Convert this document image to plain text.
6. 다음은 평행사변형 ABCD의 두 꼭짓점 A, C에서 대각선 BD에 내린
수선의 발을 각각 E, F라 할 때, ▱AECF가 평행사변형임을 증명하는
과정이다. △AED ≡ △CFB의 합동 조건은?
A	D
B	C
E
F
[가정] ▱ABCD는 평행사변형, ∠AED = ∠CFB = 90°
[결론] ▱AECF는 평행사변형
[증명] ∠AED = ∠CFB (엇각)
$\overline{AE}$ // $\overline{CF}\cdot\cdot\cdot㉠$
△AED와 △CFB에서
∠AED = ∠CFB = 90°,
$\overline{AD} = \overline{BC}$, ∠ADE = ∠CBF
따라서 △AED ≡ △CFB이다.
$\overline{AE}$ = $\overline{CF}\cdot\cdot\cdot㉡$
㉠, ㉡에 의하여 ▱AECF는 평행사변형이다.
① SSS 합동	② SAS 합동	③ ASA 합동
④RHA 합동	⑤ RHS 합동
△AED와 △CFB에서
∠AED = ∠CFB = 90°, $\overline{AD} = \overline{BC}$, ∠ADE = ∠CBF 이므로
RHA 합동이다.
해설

━━━━━━━━━━

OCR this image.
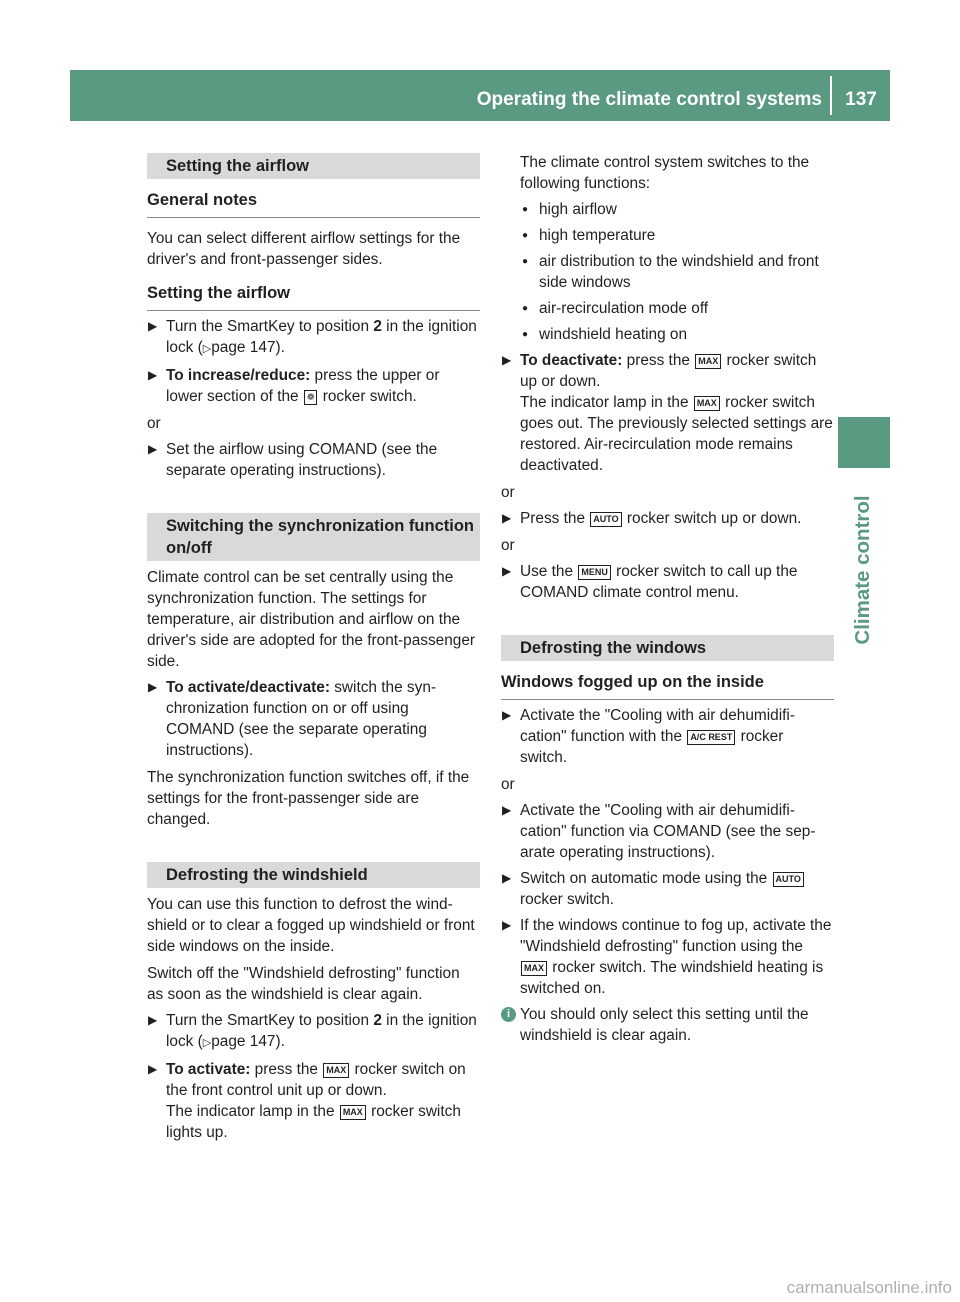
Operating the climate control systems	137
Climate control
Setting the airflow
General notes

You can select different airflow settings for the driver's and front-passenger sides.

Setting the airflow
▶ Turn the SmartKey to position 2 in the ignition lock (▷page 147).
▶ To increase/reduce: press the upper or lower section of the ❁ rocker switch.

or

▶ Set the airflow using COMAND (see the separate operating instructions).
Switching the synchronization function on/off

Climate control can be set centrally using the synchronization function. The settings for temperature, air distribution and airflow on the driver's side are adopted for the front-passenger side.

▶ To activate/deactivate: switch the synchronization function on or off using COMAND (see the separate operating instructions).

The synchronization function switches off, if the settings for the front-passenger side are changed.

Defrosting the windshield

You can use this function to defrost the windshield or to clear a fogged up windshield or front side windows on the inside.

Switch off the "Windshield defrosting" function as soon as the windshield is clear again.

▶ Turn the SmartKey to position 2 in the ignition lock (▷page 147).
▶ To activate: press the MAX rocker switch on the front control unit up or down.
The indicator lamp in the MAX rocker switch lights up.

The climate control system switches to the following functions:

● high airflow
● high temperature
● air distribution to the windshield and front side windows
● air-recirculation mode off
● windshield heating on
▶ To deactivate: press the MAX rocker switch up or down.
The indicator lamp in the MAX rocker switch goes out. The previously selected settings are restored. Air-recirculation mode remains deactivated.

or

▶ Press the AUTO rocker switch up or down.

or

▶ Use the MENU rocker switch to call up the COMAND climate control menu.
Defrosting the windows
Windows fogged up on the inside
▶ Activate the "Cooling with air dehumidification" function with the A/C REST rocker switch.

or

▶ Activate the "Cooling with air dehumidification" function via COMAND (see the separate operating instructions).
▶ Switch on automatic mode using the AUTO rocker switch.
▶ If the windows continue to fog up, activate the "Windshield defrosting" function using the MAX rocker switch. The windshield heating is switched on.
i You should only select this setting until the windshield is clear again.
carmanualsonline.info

━━━━━━━━━━

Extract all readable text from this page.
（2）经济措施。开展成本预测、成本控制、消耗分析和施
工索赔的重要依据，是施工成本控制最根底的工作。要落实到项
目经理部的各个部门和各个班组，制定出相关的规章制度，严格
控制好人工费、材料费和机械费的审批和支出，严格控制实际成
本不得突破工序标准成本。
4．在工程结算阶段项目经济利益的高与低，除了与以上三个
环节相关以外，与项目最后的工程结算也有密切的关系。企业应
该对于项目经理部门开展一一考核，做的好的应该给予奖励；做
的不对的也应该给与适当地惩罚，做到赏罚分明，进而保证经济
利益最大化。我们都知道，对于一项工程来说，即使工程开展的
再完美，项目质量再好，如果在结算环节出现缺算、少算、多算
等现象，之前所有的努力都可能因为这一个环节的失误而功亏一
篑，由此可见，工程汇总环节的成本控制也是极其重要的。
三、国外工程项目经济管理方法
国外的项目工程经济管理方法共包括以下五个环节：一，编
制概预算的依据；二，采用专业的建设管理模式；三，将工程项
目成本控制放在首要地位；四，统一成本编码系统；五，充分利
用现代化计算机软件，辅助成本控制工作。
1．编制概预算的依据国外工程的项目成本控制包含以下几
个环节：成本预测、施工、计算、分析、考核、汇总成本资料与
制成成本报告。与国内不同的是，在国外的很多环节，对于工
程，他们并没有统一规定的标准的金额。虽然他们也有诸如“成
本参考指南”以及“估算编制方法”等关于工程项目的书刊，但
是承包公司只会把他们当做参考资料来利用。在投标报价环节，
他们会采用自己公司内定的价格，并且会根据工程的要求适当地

━━━━━━━━━━

Write out every line of the entries that holds the word "passenger".

- [Worked solution]:
You can select different airflow settings for the driver's and front-passenger sides.
Climate control can be set centrally using the synchronization function. The settings for temperature, air distribution and airflow on the driver's side are adopted for the front-passenger side.
The synchronization function switches off, if the settings for the front-passenger side are changed.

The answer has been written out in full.